What you will do: Transcribe all of the records word for word, but omit the pictures.

Given records:
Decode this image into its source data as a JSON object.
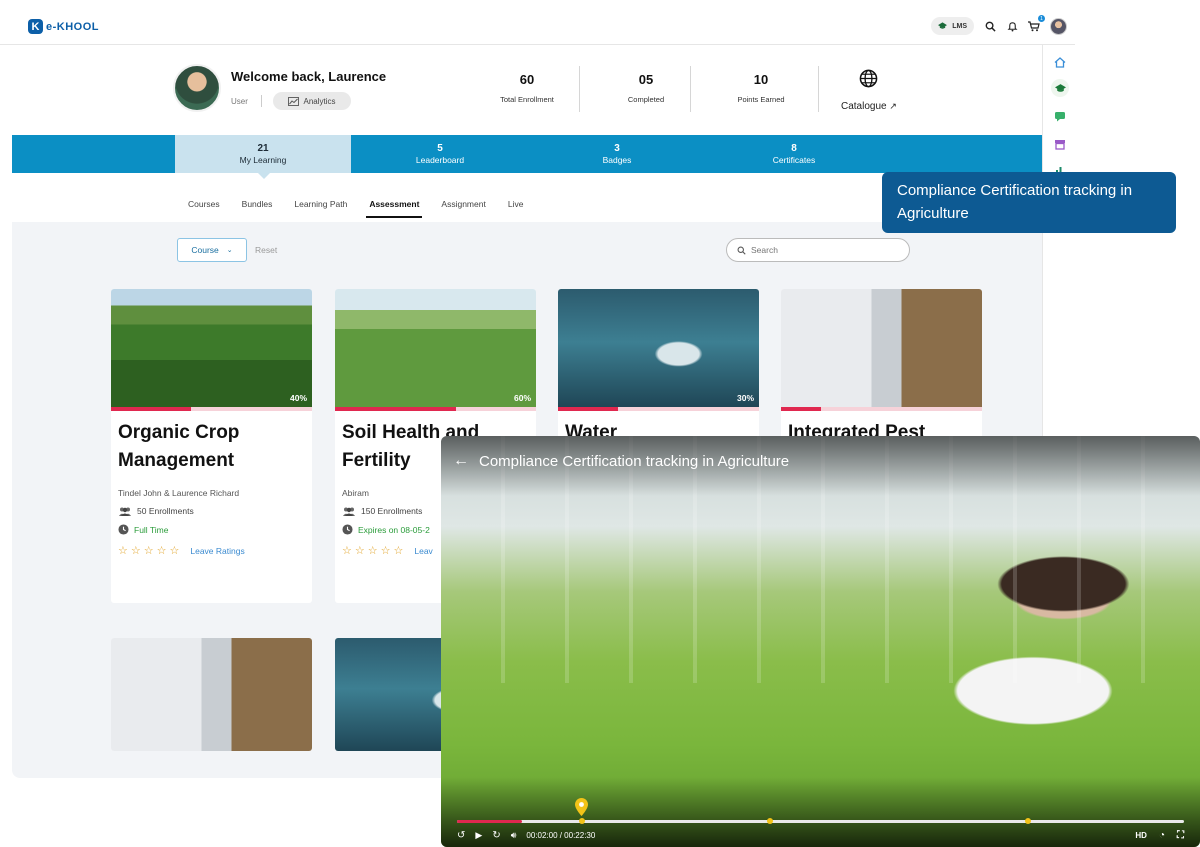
{
  "app": {
    "logo_mark": "K",
    "logo_text": "e-KHOOL"
  },
  "topbar": {
    "lms_label": "LMS",
    "cart_count": "1"
  },
  "profile": {
    "welcome": "Welcome back, Laurence",
    "role": "User",
    "analytics_label": "Analytics"
  },
  "stats": [
    {
      "value": "60",
      "label": "Total Enrollment"
    },
    {
      "value": "05",
      "label": "Completed"
    },
    {
      "value": "10",
      "label": "Points Earned"
    }
  ],
  "catalogue": {
    "label": "Catalogue"
  },
  "band_tabs": [
    {
      "value": "21",
      "label": "My Learning"
    },
    {
      "value": "5",
      "label": "Leaderboard"
    },
    {
      "value": "3",
      "label": "Badges"
    },
    {
      "value": "8",
      "label": "Certificates"
    }
  ],
  "sub_tabs": [
    "Courses",
    "Bundles",
    "Learning Path",
    "Assessment",
    "Assignment",
    "Live"
  ],
  "filters": {
    "course_label": "Course",
    "reset_label": "Reset",
    "search_placeholder": "Search"
  },
  "cards": [
    {
      "title": "Organic Crop Management",
      "progress_percent": 40,
      "progress_label": "40%",
      "author": "Tindel John & Laurence Richard",
      "enrollments": "50 Enrollments",
      "duration": "Full Time",
      "leave_ratings": "Leave Ratings"
    },
    {
      "title": "Soil Health and Fertility",
      "progress_percent": 60,
      "progress_label": "60%",
      "author": "Abiram",
      "enrollments": "150 Enrollments",
      "duration": "Expires on 08-05-2",
      "leave_ratings": "Leav"
    },
    {
      "title": "Water",
      "progress_percent": 30,
      "progress_label": "30%"
    },
    {
      "title": "Integrated Pest",
      "progress_percent": 20,
      "progress_label": ""
    }
  ],
  "tooltip": {
    "text": "Compliance Certification tracking in Agriculture"
  },
  "video": {
    "title": "Compliance Certification tracking in Agriculture",
    "time": "00:02:00 / 00:22:30",
    "quality": "HD",
    "played_fraction": 0.09
  },
  "colors": {
    "brand": "#0c5fa8",
    "band": "#0b8fc4",
    "band_active": "#c9e2ee",
    "progress": "#e0284f",
    "tooltip": "#0d5a93",
    "marker": "#f2c318"
  }
}
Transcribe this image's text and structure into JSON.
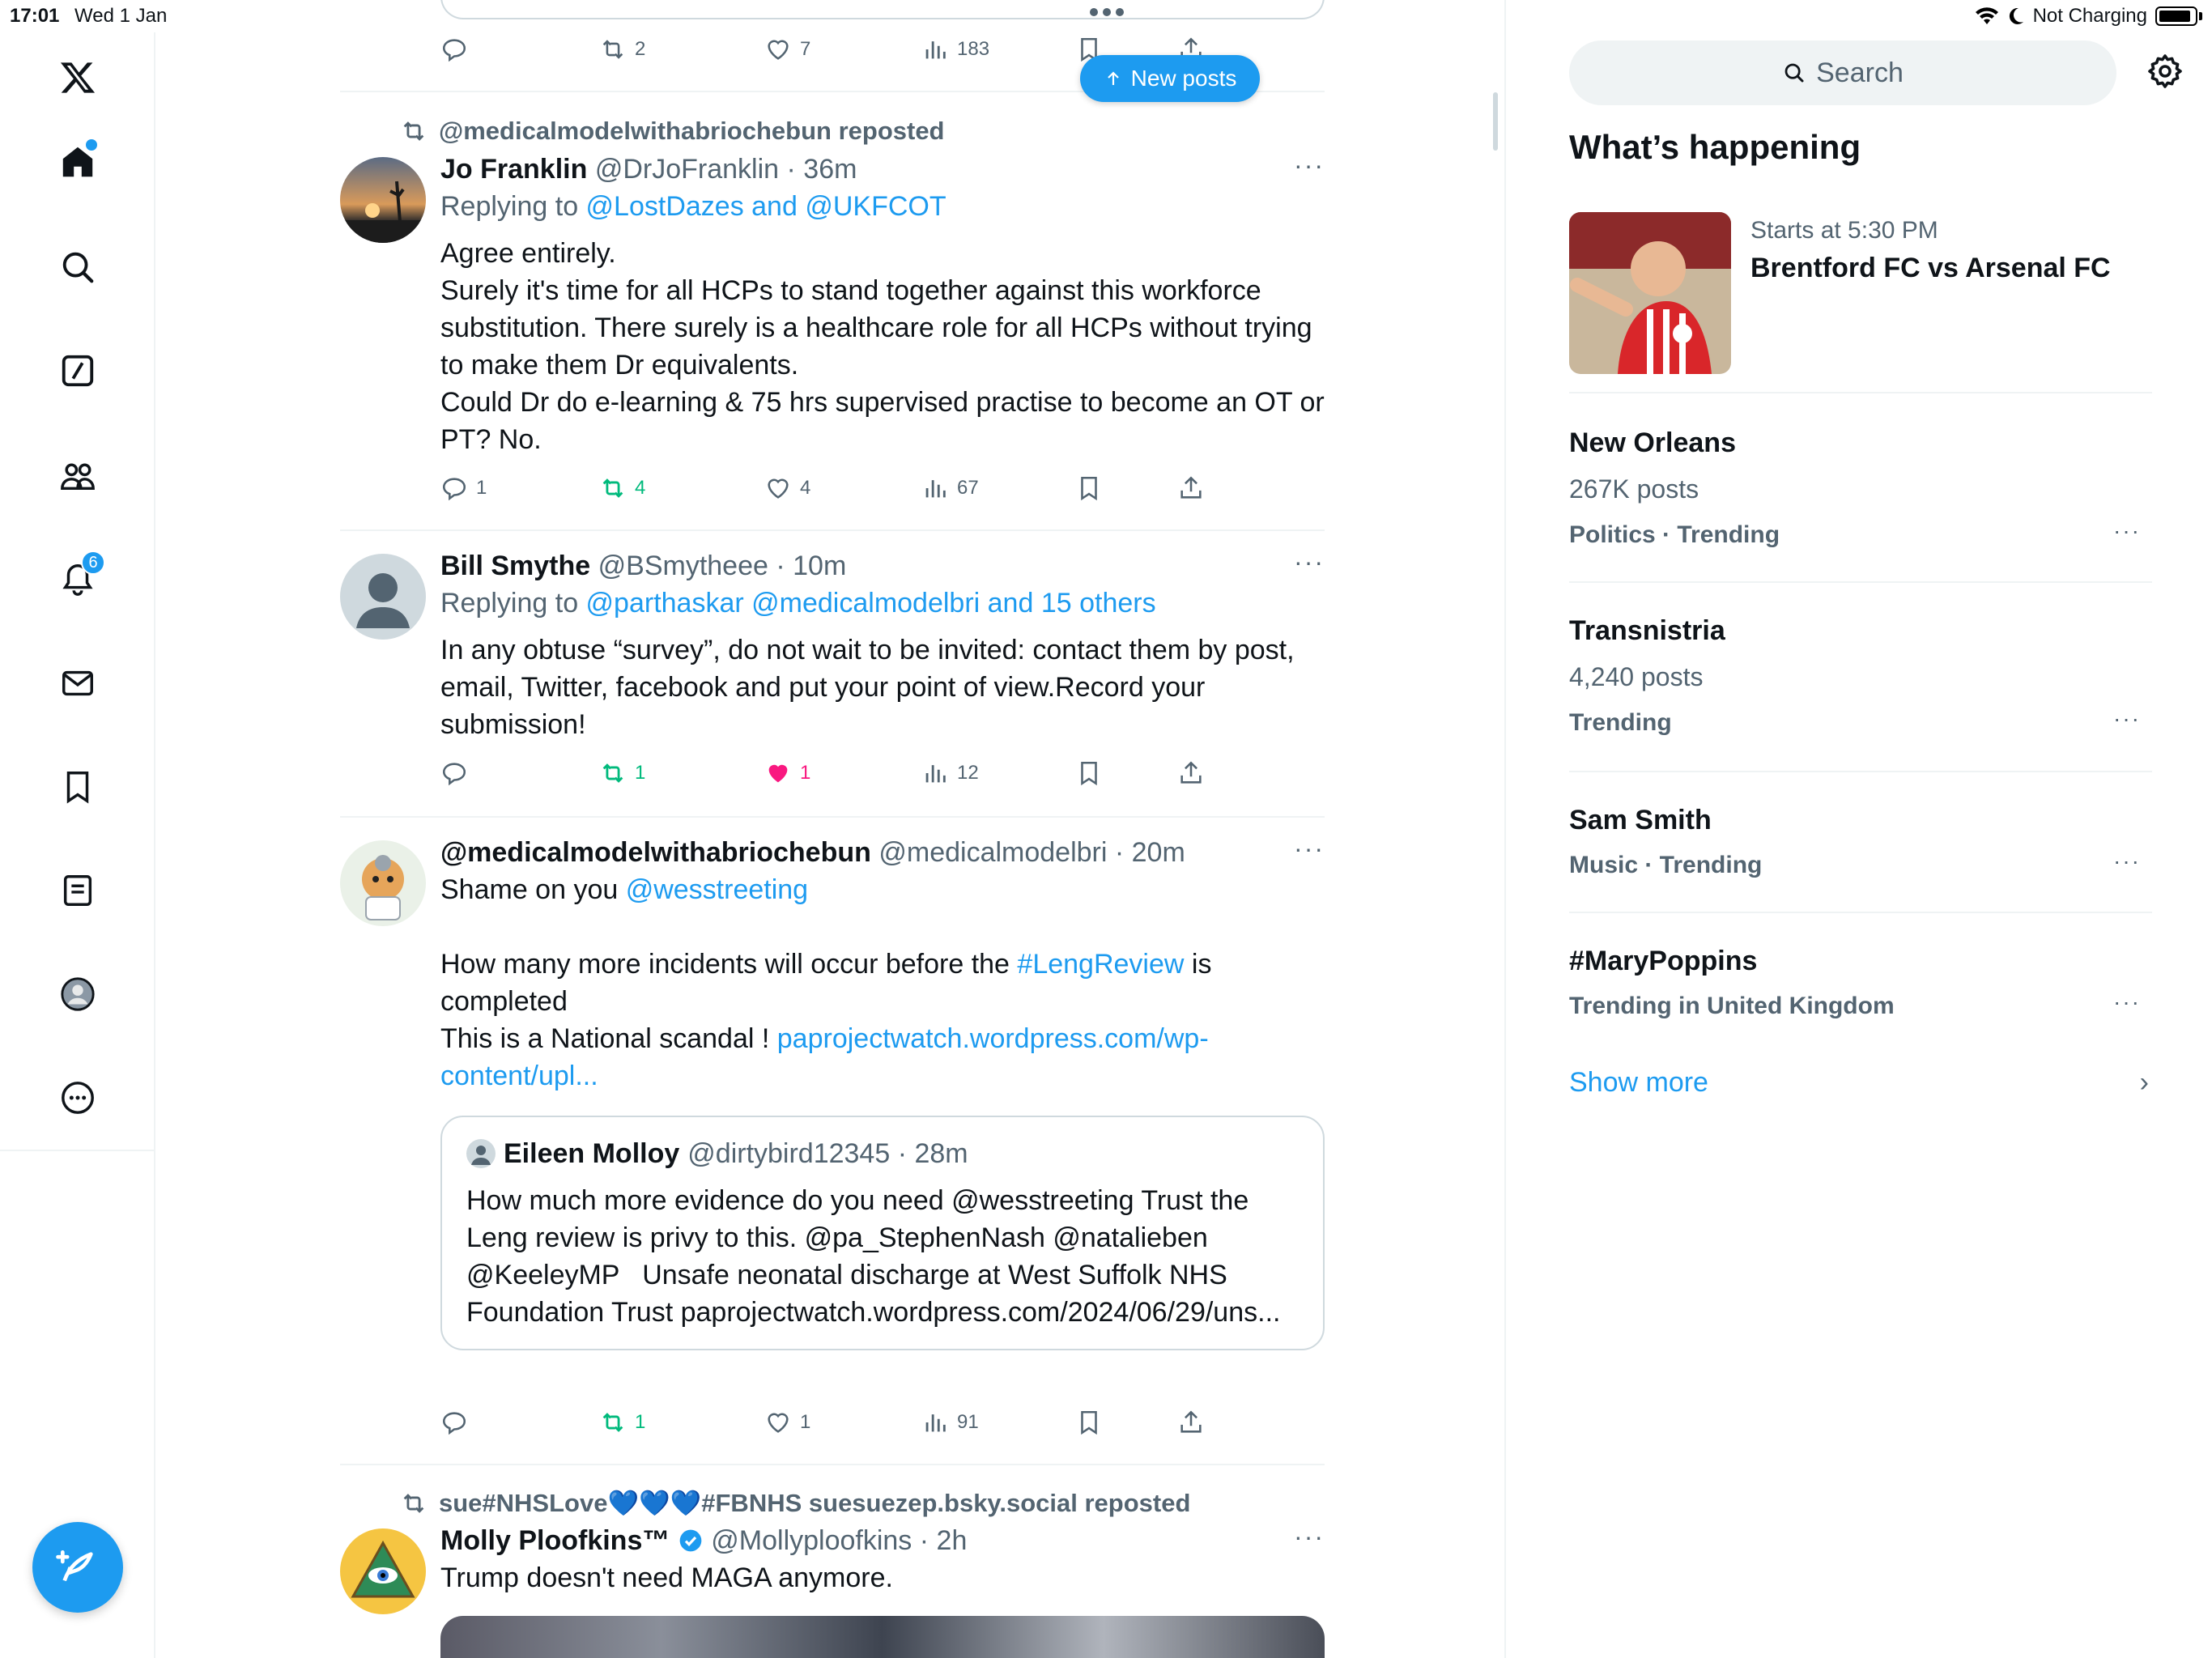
{
  "status": {
    "time": "17:01",
    "date": "Wed 1 Jan",
    "charging": "Not Charging"
  },
  "colors": {
    "accent": "#1d9bf0",
    "retweet": "#00ba7c",
    "like": "#f91880",
    "text": "#0f1419",
    "muted": "#536471"
  },
  "nav": {
    "items": [
      "x-logo-icon",
      "home-icon",
      "search-icon",
      "grok-icon",
      "communities-icon",
      "notifications-icon",
      "messages-icon",
      "bookmarks-icon",
      "lists-icon",
      "profile-icon",
      "more-icon"
    ],
    "notifications_badge": "6",
    "compose_icon": "compose-icon"
  },
  "feed": {
    "new_posts_label": "New posts",
    "top_post": {
      "retweets": "2",
      "likes": "7",
      "views": "183"
    },
    "posts": [
      {
        "repost_by": "@medicalmodelwithabriochebun reposted",
        "name": "Jo Franklin",
        "handle": "@DrJoFranklin",
        "time": "36m",
        "replying_prefix": "Replying to ",
        "replying_to": "@LostDazes and @UKFCOT",
        "text": "Agree entirely.\nSurely it's time for all HCPs to stand together against this workforce substitution. There surely is a healthcare role for all HCPs without trying to make them Dr equivalents.\nCould Dr do e-learning & 75 hrs supervised practise to become an OT or PT? No.",
        "replies": "1",
        "retweets": "4",
        "likes": "4",
        "views": "67"
      },
      {
        "name": "Bill Smythe",
        "handle": "@BSmytheee",
        "time": "10m",
        "replying_prefix": "Replying to ",
        "replying_to": "@parthaskar @medicalmodelbri and 15 others",
        "text": "In any obtuse “survey”, do not wait to be invited: contact them by post, email, Twitter, facebook and put your point of view.Record your submission!",
        "replies": "",
        "retweets": "1",
        "likes": "1",
        "views": "12"
      },
      {
        "name": "@medicalmodelwithabriochebun",
        "handle": "@medicalmodelbri",
        "time": "20m",
        "line1_prefix": "Shame on you ",
        "line1_mention": "@wesstreeting",
        "line2_prefix": "How many more incidents will occur before the ",
        "line2_hashtag": "#LengReview",
        "line2_suffix": " is completed",
        "line3_prefix": "This is a National scandal ! ",
        "line3_link": "paprojectwatch.wordpress.com/wp-content/upl...",
        "quote": {
          "name": "Eileen Molloy",
          "handle": "@dirtybird12345",
          "time": "28m",
          "text": "How much more evidence do you need @wesstreeting Trust the Leng review is privy to this. @pa_StephenNash @natalieben @KeeleyMP   Unsafe neonatal discharge at West Suffolk NHS Foundation Trust paprojectwatch.wordpress.com/2024/06/29/uns..."
        },
        "replies": "",
        "retweets": "1",
        "likes": "1",
        "views": "91"
      },
      {
        "repost_by": "sue#NHSLove💙💙💙#FBNHS suesuezep.bsky.social reposted",
        "name": "Molly Ploofkins™",
        "handle": "@Mollyploofkins",
        "time": "2h",
        "text": "Trump doesn't need MAGA anymore."
      }
    ]
  },
  "right": {
    "search_placeholder": "Search",
    "section_title": "What’s happening",
    "event": {
      "meta": "Starts at 5:30 PM",
      "title": "Brentford FC vs Arsenal FC"
    },
    "trends": [
      {
        "name": "New Orleans",
        "count": "267K posts",
        "category": "Politics · Trending"
      },
      {
        "name": "Transnistria",
        "count": "4,240 posts",
        "category": "Trending"
      },
      {
        "name": "Sam Smith",
        "count": "",
        "category": "Music · Trending"
      },
      {
        "name": "#MaryPoppins",
        "count": "",
        "category": "Trending in United Kingdom"
      }
    ],
    "show_more": "Show more"
  }
}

Problem solution:
Decode this image into its source data as a JSON object.
{
  "app": {
    "logo_mark": "K",
    "logo_text": "e-KHOOL"
  },
  "topbar": {
    "lms_label": "LMS",
    "cart_count": "1"
  },
  "profile": {
    "welcome": "Welcome back, Laurence",
    "role": "User",
    "analytics_label": "Analytics"
  },
  "stats": [
    {
      "value": "60",
      "label": "Total Enrollment"
    },
    {
      "value": "05",
      "label": "Completed"
    },
    {
      "value": "10",
      "label": "Points Earned"
    }
  ],
  "catalogue": {
    "label": "Catalogue"
  },
  "band_tabs": [
    {
      "value": "21",
      "label": "My Learning"
    },
    {
      "value": "5",
      "label": "Leaderboard"
    },
    {
      "value": "3",
      "label": "Badges"
    },
    {
      "value": "8",
      "label": "Certificates"
    }
  ],
  "sub_tabs": [
    "Courses",
    "Bundles",
    "Learning Path",
    "Assessment",
    "Assignment",
    "Live"
  ],
  "filters": {
    "course_label": "Course",
    "reset_label": "Reset",
    "search_placeholder": "Search"
  },
  "cards": [
    {
      "title": "Organic Crop Management",
      "progress_percent": 40,
      "progress_label": "40%",
      "author": "Tindel John & Laurence Richard",
      "enrollments": "50 Enrollments",
      "duration": "Full Time",
      "leave_ratings": "Leave Ratings"
    },
    {
      "title": "Soil Health and Fertility",
      "progress_percent": 60,
      "progress_label": "60%",
      "author": "Abiram",
      "enrollments": "150 Enrollments",
      "duration": "Expires on 08-05-2",
      "leave_ratings": "Leav"
    },
    {
      "title": "Water",
      "progress_percent": 30,
      "progress_label": "30%"
    },
    {
      "title": "Integrated Pest",
      "progress_percent": 20,
      "progress_label": ""
    }
  ],
  "tooltip": {
    "text": "Compliance Certification tracking in Agriculture"
  },
  "video": {
    "title": "Compliance Certification tracking in Agriculture",
    "time": "00:02:00 / 00:22:30",
    "quality": "HD",
    "played_fraction": 0.09
  },
  "colors": {
    "brand": "#0c5fa8",
    "band": "#0b8fc4",
    "band_active": "#c9e2ee",
    "progress": "#e0284f",
    "tooltip": "#0d5a93",
    "marker": "#f2c318"
  }
}
Transcribe this image's text and structure into JSON.
{
  "status": {
    "time": "17:01",
    "date": "Wed 1 Jan",
    "charging": "Not Charging"
  },
  "colors": {
    "accent": "#1d9bf0",
    "retweet": "#00ba7c",
    "like": "#f91880",
    "text": "#0f1419",
    "muted": "#536471"
  },
  "nav": {
    "items": [
      "x-logo-icon",
      "home-icon",
      "search-icon",
      "grok-icon",
      "communities-icon",
      "notifications-icon",
      "messages-icon",
      "bookmarks-icon",
      "lists-icon",
      "profile-icon",
      "more-icon"
    ],
    "notifications_badge": "6",
    "compose_icon": "compose-icon"
  },
  "feed": {
    "new_posts_label": "New posts",
    "top_post": {
      "retweets": "2",
      "likes": "7",
      "views": "183"
    },
    "posts": [
      {
        "repost_by": "@medicalmodelwithabriochebun reposted",
        "name": "Jo Franklin",
        "handle": "@DrJoFranklin",
        "time": "36m",
        "replying_prefix": "Replying to ",
        "replying_to": "@LostDazes and @UKFCOT",
        "text": "Agree entirely.\nSurely it's time for all HCPs to stand together against this workforce substitution. There surely is a healthcare role for all HCPs without trying to make them Dr equivalents.\nCould Dr do e-learning & 75 hrs supervised practise to become an OT or PT? No.",
        "replies": "1",
        "retweets": "4",
        "likes": "4",
        "views": "67"
      },
      {
        "name": "Bill Smythe",
        "handle": "@BSmytheee",
        "time": "10m",
        "replying_prefix": "Replying to ",
        "replying_to": "@parthaskar @medicalmodelbri and 15 others",
        "text": "In any obtuse “survey”, do not wait to be invited: contact them by post, email, Twitter, facebook and put your point of view.Record your submission!",
        "replies": "",
        "retweets": "1",
        "likes": "1",
        "views": "12"
      },
      {
        "name": "@medicalmodelwithabriochebun",
        "handle": "@medicalmodelbri",
        "time": "20m",
        "line1_prefix": "Shame on you ",
        "line1_mention": "@wesstreeting",
        "line2_prefix": "How many more incidents will occur before the ",
        "line2_hashtag": "#LengReview",
        "line2_suffix": " is completed",
        "line3_prefix": "This is a National scandal ! ",
        "line3_link": "paprojectwatch.wordpress.com/wp-content/upl...",
        "quote": {
          "name": "Eileen Molloy",
          "handle": "@dirtybird12345",
          "time": "28m",
          "text": "How much more evidence do you need @wesstreeting Trust the Leng review is privy to this. @pa_StephenNash @natalieben @KeeleyMP   Unsafe neonatal discharge at West Suffolk NHS Foundation Trust paprojectwatch.wordpress.com/2024/06/29/uns..."
        },
        "replies": "",
        "retweets": "1",
        "likes": "1",
        "views": "91"
      },
      {
        "repost_by": "sue#NHSLove💙💙💙#FBNHS suesuezep.bsky.social reposted",
        "name": "Molly Ploofkins™",
        "handle": "@Mollyploofkins",
        "time": "2h",
        "text": "Trump doesn't need MAGA anymore."
      }
    ]
  },
  "right": {
    "search_placeholder": "Search",
    "section_title": "What’s happening",
    "event": {
      "meta": "Starts at 5:30 PM",
      "title": "Brentford FC vs Arsenal FC"
    },
    "trends": [
      {
        "name": "New Orleans",
        "count": "267K posts",
        "category": "Politics · Trending"
      },
      {
        "name": "Transnistria",
        "count": "4,240 posts",
        "category": "Trending"
      },
      {
        "name": "Sam Smith",
        "count": "",
        "category": "Music · Trending"
      },
      {
        "name": "#MaryPoppins",
        "count": "",
        "category": "Trending in United Kingdom"
      }
    ],
    "show_more": "Show more"
  }
}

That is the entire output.